::: Rows :::

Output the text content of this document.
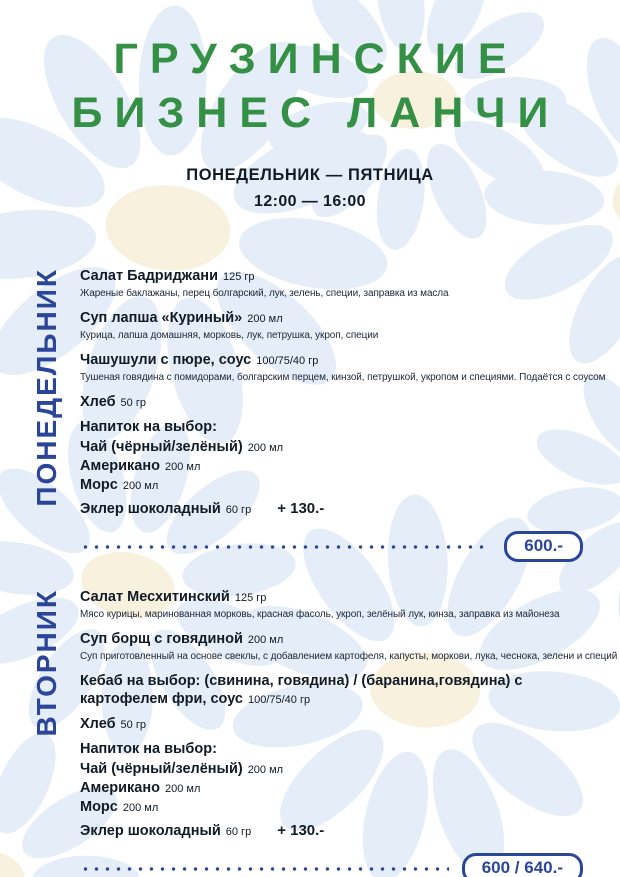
ГРУЗИНСКИЕ
БИЗНЕС ЛАНЧИ
ПОНЕДЕЛЬНИК — ПЯТНИЦА
12:00 — 16:00
ПОНЕДЕЛЬНИК Салат Бадриджани 125 гр
Жареные баклажаны, перец болгарский, лук, зелень, специи, заправка из масла
Суп лапша «Куриный» 200 мл
Курица, лапша домашняя, морковь, лук, петрушка, укроп, специи
Чашушули с пюре, соус 100/75/40 гр
Тушеная говядина с помидорами, болгарским перцем, кинзой, петрушкой, укропом и специями. Подаётся с соусом
Хлеб 50 гр
Напиток на выбор:
Чай (чёрный/зелёный) 200 мл
Американо 200 мл
Морс 200 мл
Эклер шоколадный 60 гр + 130.-
600.-
ВТОРНИК Салат Месхитинский 125 гр
Мясо курицы, маринованная морковь, красная фасоль, укроп, зелёный лук, кинза, заправка из майонеза
Суп борщ с говядиной 200 мл
Суп приготовленный на основе свеклы, с добавлением картофеля, капусты, моркови, лука, чеснока, зелени и специй
Кебаб на выбор: (свинина, говядина) / (баранина,говядина) с картофелем фри, соус 100/75/40 гр
Хлеб 50 гр
Напиток на выбор:
Чай (чёрный/зелёный) 200 мл
Американо 200 мл
Морс 200 мл
Эклер шоколадный 60 гр + 130.-
600 / 640.-
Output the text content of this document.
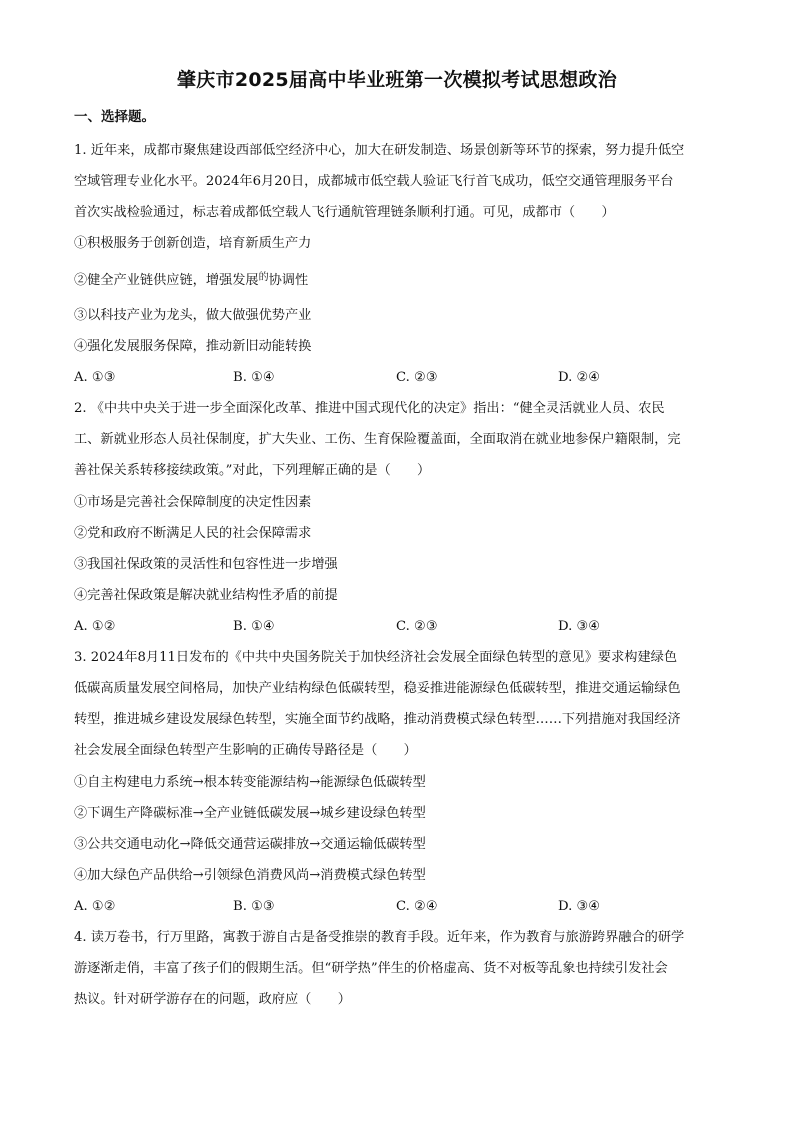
肇庆市2025届高中毕业班第一次模拟考试思想政治
一、选择题。
1. 近年来，成都市聚焦建设西部低空经济中心，加大在研发制造、场景创新等环节的探索，努力提升低空
空域管理专业化水平。2024年6月20日，成都城市低空载人验证飞行首飞成功，低空交通管理服务平台
首次实战检验通过，标志着成都低空载人飞行通航管理链条顺利打通。可见，成都市（　　）
①积极服务于创新创造，培育新质生产力
②健全产业链供应链，增强发展$^的$协调性
③以科技产业为龙头，做大做强优势产业
④强化发展服务保障，推动新旧动能转换
A. ①③	B. ①④	C. ②③	D. ②④
2. 《中共中央关于进一步全面深化改革、推进中国式现代化的决定》指出：“健全灵活就业人员、农民
工、新就业形态人员社保制度，扩大失业、工伤、生育保险覆盖面，全面取消在就业地参保户籍限制，完
善社保关系转移接续政策。”对此，下列理解正确的是（　　）
①市场是完善社会保障制度的决定性因素
②党和政府不断满足人民的社会保障需求
③我国社保政策的灵活性和包容性进一步增强
④完善社保政策是解决就业结构性矛盾的前提
A. ①②	B. ①④	C. ②③	D. ③④
3. 2024年8月11日发布的《中共中央国务院关于加快经济社会发展全面绿色转型的意见》要求构建绿色
低碳高质量发展空间格局，加快产业结构绿色低碳转型，稳妥推进能源绿色低碳转型，推进交通运输绿色
转型，推进城乡建设发展绿色转型，实施全面节约战略，推动消费模式绿色转型……下列措施对我国经济
社会发展全面绿色转型产生影响的正确传导路径是（　　）
①自主构建电力系统→根本转变能源结构→能源绿色低碳转型
②下调生产降碳标准→全产业链低碳发展→城乡建设绿色转型
③公共交通电动化→降低交通营运碳排放→交通运输低碳转型
④加大绿色产品供给→引领绿色消费风尚→消费模式绿色转型
A. ①②	B. ①③	C. ②④	D. ③④
4. 读万卷书，行万里路，寓教于游自古是备受推崇的教育手段。近年来，作为教育与旅游跨界融合的研学
游逐渐走俏，丰富了孩子们的假期生活。但“研学热”伴生的价格虚高、货不对板等乱象也持续引发社会
热议。针对研学游存在的问题，政府应（　　）
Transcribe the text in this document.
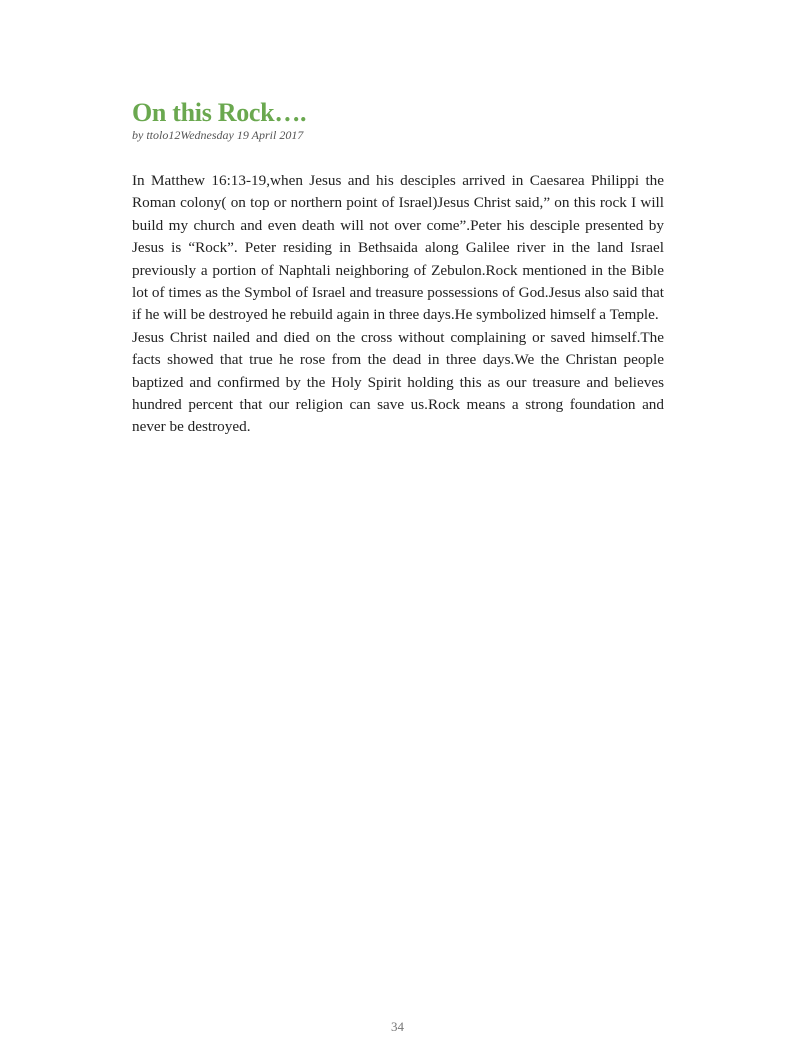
On this Rock….
by ttolo12Wednesday 19 April 2017

In Matthew 16:13-19,when Jesus and his desciples arrived in Caesarea Philippi the Roman colony( on top or northern point of Israel)Jesus Christ said,” on this rock I will build my church and even death will not over come”.Peter his desciple presented by Jesus is “Rock”. Peter residing in Bethsaida along Galilee river in the land Israel previously a portion of Naphtali neighboring of Zebulon.Rock mentioned in the Bible lot of times as the Symbol of Israel and treasure possessions of God.Jesus also said that if he will be destroyed he rebuild again in three days.He symbolized himself a Temple.

Jesus Christ nailed and died on the cross without complaining or saved himself.The facts showed that true he rose from the dead in three days.We the Christan people baptized and confirmed by the Holy Spirit holding this as our treasure and believes hundred percent that our religion can save us.Rock means a strong foundation and never be destroyed.

34
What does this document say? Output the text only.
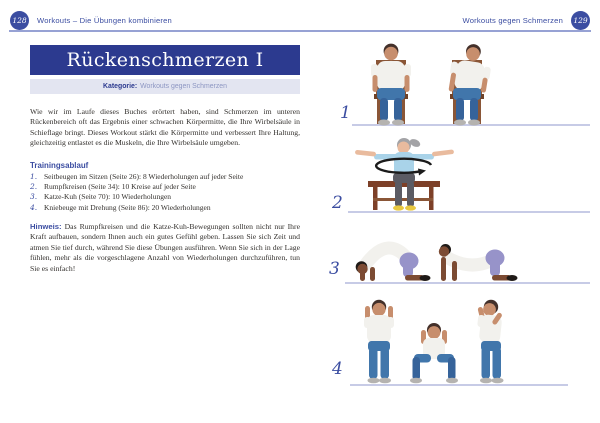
128	Workouts – Die Übungen kombinieren	Workouts gegen Schmerzen	129
Rückenschmerzen I
Kategorie: Workouts gegen Schmerzen
Wie wir im Laufe dieses Buches erörtert haben, sind Schmerzen im unteren Rückenbereich oft das Ergebnis einer schwachen Körpermitte, die Ihre Wirbelsäule in Schieflage bringt. Dieses Workout stärkt die Körpermitte und verbessert Ihre Haltung, gleichzeitig entlastet es die Muskeln, die Ihre Wirbelsäule umgeben.
Trainingsablauf
1. Seitbeugen im Sitzen (Seite 26): 8 Wiederholungen auf jeder Seite
2. Rumpfkreisen (Seite 34): 10 Kreise auf jeder Seite
3. Katze-Kuh (Seite 70): 10 Wiederholungen
4. Kniebeuge mit Drehung (Seite 86): 20 Wiederholungen
Hinweis: Das Rumpfkreisen und die Katze-Kuh-Bewegungen sollten nicht nur Ihre Kraft aufbauen, sondern Ihnen auch ein gutes Gefühl geben. Lassen Sie sich Zeit und atmen Sie tief durch, während Sie diese Übungen ausführen. Wenn Sie sich in der Lage fühlen, mehr als die vorgeschlagene Anzahl von Wiederholungen durchzuführen, tun Sie es einfach!
1
2
3
4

:::

In the entries above, find lines with "document" and copy each.

Output the text content of this document.
Output the text content of this document.
Transcribe the text in this document.
What does this document say? Output the text only.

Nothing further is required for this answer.